-- Short exercise --
The complete listing should be restated exactly.

-- The input --
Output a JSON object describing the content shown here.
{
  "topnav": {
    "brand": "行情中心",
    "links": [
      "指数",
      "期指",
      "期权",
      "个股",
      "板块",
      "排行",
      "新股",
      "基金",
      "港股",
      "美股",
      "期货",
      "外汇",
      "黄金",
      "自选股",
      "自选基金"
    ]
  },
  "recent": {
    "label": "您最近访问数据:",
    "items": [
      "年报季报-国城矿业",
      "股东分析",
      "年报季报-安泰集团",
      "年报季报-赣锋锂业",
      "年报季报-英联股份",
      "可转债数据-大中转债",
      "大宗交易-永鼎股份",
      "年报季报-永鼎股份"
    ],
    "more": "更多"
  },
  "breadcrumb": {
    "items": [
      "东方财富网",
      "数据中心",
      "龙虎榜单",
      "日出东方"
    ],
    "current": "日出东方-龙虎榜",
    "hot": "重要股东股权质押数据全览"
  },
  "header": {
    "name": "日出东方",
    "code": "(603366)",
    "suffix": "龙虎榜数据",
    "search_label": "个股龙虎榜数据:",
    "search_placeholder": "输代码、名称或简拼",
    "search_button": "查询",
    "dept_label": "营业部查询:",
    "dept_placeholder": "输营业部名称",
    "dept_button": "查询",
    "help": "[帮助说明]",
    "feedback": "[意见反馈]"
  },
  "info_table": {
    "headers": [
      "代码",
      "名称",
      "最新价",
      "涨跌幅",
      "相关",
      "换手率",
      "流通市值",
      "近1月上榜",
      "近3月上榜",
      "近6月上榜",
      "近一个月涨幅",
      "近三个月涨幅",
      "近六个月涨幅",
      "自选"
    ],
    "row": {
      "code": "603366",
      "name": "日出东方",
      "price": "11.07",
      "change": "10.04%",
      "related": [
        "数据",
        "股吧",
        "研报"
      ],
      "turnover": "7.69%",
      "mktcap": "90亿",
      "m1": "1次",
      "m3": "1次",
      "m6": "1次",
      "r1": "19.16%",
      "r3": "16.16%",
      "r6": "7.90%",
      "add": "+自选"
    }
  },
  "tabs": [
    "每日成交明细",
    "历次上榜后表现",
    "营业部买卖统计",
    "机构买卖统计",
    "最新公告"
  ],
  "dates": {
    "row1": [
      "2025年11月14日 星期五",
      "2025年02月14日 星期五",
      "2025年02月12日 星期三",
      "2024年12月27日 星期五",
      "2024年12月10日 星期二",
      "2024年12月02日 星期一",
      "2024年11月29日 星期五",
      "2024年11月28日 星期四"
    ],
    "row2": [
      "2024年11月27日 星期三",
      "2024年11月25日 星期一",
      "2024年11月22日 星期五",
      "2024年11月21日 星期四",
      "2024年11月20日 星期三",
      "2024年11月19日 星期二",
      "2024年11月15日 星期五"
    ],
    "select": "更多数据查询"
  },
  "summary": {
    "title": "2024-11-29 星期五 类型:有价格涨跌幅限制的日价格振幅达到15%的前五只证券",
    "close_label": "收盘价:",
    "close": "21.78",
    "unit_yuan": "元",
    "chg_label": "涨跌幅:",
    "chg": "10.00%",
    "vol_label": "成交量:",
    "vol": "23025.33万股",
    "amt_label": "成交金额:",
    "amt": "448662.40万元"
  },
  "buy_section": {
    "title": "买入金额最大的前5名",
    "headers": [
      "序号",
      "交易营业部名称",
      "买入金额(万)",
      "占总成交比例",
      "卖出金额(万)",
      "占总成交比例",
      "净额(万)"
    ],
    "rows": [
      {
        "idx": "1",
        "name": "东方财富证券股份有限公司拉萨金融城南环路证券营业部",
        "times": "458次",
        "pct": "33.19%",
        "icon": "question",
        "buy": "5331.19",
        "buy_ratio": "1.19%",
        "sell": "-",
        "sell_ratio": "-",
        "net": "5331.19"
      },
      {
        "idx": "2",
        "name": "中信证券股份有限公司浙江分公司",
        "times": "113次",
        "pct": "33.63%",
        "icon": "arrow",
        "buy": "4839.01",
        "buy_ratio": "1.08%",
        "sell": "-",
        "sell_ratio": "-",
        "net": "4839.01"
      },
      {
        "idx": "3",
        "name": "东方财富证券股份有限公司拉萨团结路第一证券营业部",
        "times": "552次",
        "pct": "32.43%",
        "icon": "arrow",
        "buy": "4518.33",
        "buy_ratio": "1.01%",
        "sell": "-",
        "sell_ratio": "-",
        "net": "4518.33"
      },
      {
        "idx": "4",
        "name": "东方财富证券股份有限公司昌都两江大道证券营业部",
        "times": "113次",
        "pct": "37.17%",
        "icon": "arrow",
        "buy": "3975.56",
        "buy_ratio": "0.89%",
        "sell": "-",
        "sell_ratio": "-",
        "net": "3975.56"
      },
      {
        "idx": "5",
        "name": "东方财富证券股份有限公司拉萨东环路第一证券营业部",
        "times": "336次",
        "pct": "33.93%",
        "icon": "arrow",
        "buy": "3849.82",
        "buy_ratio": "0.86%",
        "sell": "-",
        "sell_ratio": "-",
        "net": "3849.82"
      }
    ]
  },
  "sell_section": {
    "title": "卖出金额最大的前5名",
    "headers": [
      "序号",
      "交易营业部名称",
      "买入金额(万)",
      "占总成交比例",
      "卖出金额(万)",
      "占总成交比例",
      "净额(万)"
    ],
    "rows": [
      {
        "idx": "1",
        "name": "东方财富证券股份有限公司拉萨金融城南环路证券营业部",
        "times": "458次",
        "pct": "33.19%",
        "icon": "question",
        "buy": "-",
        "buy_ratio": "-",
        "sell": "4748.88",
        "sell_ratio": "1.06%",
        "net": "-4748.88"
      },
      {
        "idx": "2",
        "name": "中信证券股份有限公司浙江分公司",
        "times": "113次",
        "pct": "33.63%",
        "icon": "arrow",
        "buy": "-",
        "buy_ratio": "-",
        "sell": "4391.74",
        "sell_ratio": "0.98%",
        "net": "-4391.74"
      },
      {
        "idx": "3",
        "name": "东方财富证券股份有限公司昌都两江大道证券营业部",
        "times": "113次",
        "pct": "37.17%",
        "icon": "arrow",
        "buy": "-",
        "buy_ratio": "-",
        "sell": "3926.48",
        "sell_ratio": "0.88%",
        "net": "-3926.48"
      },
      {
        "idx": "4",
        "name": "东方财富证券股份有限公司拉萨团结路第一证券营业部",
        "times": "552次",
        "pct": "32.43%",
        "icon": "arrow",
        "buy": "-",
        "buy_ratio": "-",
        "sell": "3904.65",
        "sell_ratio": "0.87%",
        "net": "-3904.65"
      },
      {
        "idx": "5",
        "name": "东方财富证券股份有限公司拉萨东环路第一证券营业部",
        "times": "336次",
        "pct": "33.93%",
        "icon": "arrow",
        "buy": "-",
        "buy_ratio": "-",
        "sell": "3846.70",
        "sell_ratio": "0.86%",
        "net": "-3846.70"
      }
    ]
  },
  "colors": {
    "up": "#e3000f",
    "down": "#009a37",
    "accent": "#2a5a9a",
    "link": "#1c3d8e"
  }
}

-- Exercise output --
Output a JSON object describing the content shown here.
{
  "topnav": {
    "brand": "行情中心",
    "links": [
      "指数",
      "期指",
      "期权",
      "个股",
      "板块",
      "排行",
      "新股",
      "基金",
      "港股",
      "美股",
      "期货",
      "外汇",
      "黄金",
      "自选股",
      "自选基金"
    ]
  },
  "recent": {
    "label": "您最近访问数据:",
    "items": [
      "年报季报-国城矿业",
      "股东分析",
      "年报季报-安泰集团",
      "年报季报-赣锋锂业",
      "年报季报-英联股份",
      "可转债数据-大中转债",
      "大宗交易-永鼎股份",
      "年报季报-永鼎股份"
    ],
    "more": "更多"
  },
  "breadcrumb": {
    "items": [
      "东方财富网",
      "数据中心",
      "龙虎榜单",
      "日出东方"
    ],
    "current": "日出东方-龙虎榜",
    "hot": "重要股东股权质押数据全览"
  },
  "header": {
    "name": "日出东方",
    "code": "(603366)",
    "suffix": "龙虎榜数据",
    "search_label": "个股龙虎榜数据:",
    "search_placeholder": "输代码、名称或简拼",
    "search_button": "查询",
    "dept_label": "营业部查询:",
    "dept_placeholder": "输营业部名称",
    "dept_button": "查询",
    "help": "[帮助说明]",
    "feedback": "[意见反馈]"
  },
  "info_table": {
    "headers": [
      "代码",
      "名称",
      "最新价",
      "涨跌幅",
      "相关",
      "换手率",
      "流通市值",
      "近1月上榜",
      "近3月上榜",
      "近6月上榜",
      "近一个月涨幅",
      "近三个月涨幅",
      "近六个月涨幅",
      "自选"
    ],
    "row": {
      "code": "603366",
      "name": "日出东方",
      "price": "11.07",
      "change": "10.04%",
      "related": [
        "数据",
        "股吧",
        "研报"
      ],
      "turnover": "7.69%",
      "mktcap": "90亿",
      "m1": "1次",
      "m3": "1次",
      "m6": "1次",
      "r1": "19.16%",
      "r3": "16.16%",
      "r6": "7.90%",
      "add": "+自选"
    }
  },
  "tabs": [
    "每日成交明细",
    "历次上榜后表现",
    "营业部买卖统计",
    "机构买卖统计",
    "最新公告"
  ],
  "dates": {
    "row1": [
      "2025年11月14日 星期五",
      "2025年02月14日 星期五",
      "2025年02月12日 星期三",
      "2024年12月27日 星期五",
      "2024年12月10日 星期二",
      "2024年12月02日 星期一",
      "2024年11月29日 星期五",
      "2024年11月28日 星期四"
    ],
    "row2": [
      "2024年11月27日 星期三",
      "2024年11月25日 星期一",
      "2024年11月22日 星期五",
      "2024年11月21日 星期四",
      "2024年11月20日 星期三",
      "2024年11月19日 星期二",
      "2024年11月15日 星期五"
    ],
    "select": "更多数据查询"
  },
  "summary": {
    "title": "2024-11-29 星期五 类型:有价格涨跌幅限制的日价格振幅达到15%的前五只证券",
    "close_label": "收盘价:",
    "close": "21.78",
    "unit_yuan": "元",
    "chg_label": "涨跌幅:",
    "chg": "10.00%",
    "vol_label": "成交量:",
    "vol": "23025.33万股",
    "amt_label": "成交金额:",
    "amt": "448662.40万元"
  },
  "buy_section": {
    "title": "买入金额最大的前5名",
    "headers": [
      "序号",
      "交易营业部名称",
      "买入金额(万)",
      "占总成交比例",
      "卖出金额(万)",
      "占总成交比例",
      "净额(万)"
    ],
    "rows": [
      {
        "idx": "1",
        "name": "东方财富证券股份有限公司拉萨金融城南环路证券营业部",
        "times": "458次",
        "pct": "33.19%",
        "icon": "question",
        "buy": "5331.19",
        "buy_ratio": "1.19%",
        "sell": "-",
        "sell_ratio": "-",
        "net": "5331.19"
      },
      {
        "idx": "2",
        "name": "中信证券股份有限公司浙江分公司",
        "times": "113次",
        "pct": "33.63%",
        "icon": "arrow",
        "buy": "4839.01",
        "buy_ratio": "1.08%",
        "sell": "-",
        "sell_ratio": "-",
        "net": "4839.01"
      },
      {
        "idx": "3",
        "name": "东方财富证券股份有限公司拉萨团结路第一证券营业部",
        "times": "552次",
        "pct": "32.43%",
        "icon": "arrow",
        "buy": "4518.33",
        "buy_ratio": "1.01%",
        "sell": "-",
        "sell_ratio": "-",
        "net": "4518.33"
      },
      {
        "idx": "4",
        "name": "东方财富证券股份有限公司昌都两江大道证券营业部",
        "times": "113次",
        "pct": "37.17%",
        "icon": "arrow",
        "buy": "3975.56",
        "buy_ratio": "0.89%",
        "sell": "-",
        "sell_ratio": "-",
        "net": "3975.56"
      },
      {
        "idx": "5",
        "name": "东方财富证券股份有限公司拉萨东环路第一证券营业部",
        "times": "336次",
        "pct": "33.93%",
        "icon": "arrow",
        "buy": "3849.82",
        "buy_ratio": "0.86%",
        "sell": "-",
        "sell_ratio": "-",
        "net": "3849.82"
      }
    ]
  },
  "sell_section": {
    "title": "卖出金额最大的前5名",
    "headers": [
      "序号",
      "交易营业部名称",
      "买入金额(万)",
      "占总成交比例",
      "卖出金额(万)",
      "占总成交比例",
      "净额(万)"
    ],
    "rows": [
      {
        "idx": "1",
        "name": "东方财富证券股份有限公司拉萨金融城南环路证券营业部",
        "times": "458次",
        "pct": "33.19%",
        "icon": "question",
        "buy": "-",
        "buy_ratio": "-",
        "sell": "4748.88",
        "sell_ratio": "1.06%",
        "net": "-4748.88"
      },
      {
        "idx": "2",
        "name": "中信证券股份有限公司浙江分公司",
        "times": "113次",
        "pct": "33.63%",
        "icon": "arrow",
        "buy": "-",
        "buy_ratio": "-",
        "sell": "4391.74",
        "sell_ratio": "0.98%",
        "net": "-4391.74"
      },
      {
        "idx": "3",
        "name": "东方财富证券股份有限公司昌都两江大道证券营业部",
        "times": "113次",
        "pct": "37.17%",
        "icon": "arrow",
        "buy": "-",
        "buy_ratio": "-",
        "sell": "3926.48",
        "sell_ratio": "0.88%",
        "net": "-3926.48"
      },
      {
        "idx": "4",
        "name": "东方财富证券股份有限公司拉萨团结路第一证券营业部",
        "times": "552次",
        "pct": "32.43%",
        "icon": "arrow",
        "buy": "-",
        "buy_ratio": "-",
        "sell": "3904.65",
        "sell_ratio": "0.87%",
        "net": "-3904.65"
      },
      {
        "idx": "5",
        "name": "东方财富证券股份有限公司拉萨东环路第一证券营业部",
        "times": "336次",
        "pct": "33.93%",
        "icon": "arrow",
        "buy": "-",
        "buy_ratio": "-",
        "sell": "3846.70",
        "sell_ratio": "0.86%",
        "net": "-3846.70"
      }
    ]
  },
  "colors": {
    "up": "#e3000f",
    "down": "#009a37",
    "accent": "#2a5a9a",
    "link": "#1c3d8e"
  }
}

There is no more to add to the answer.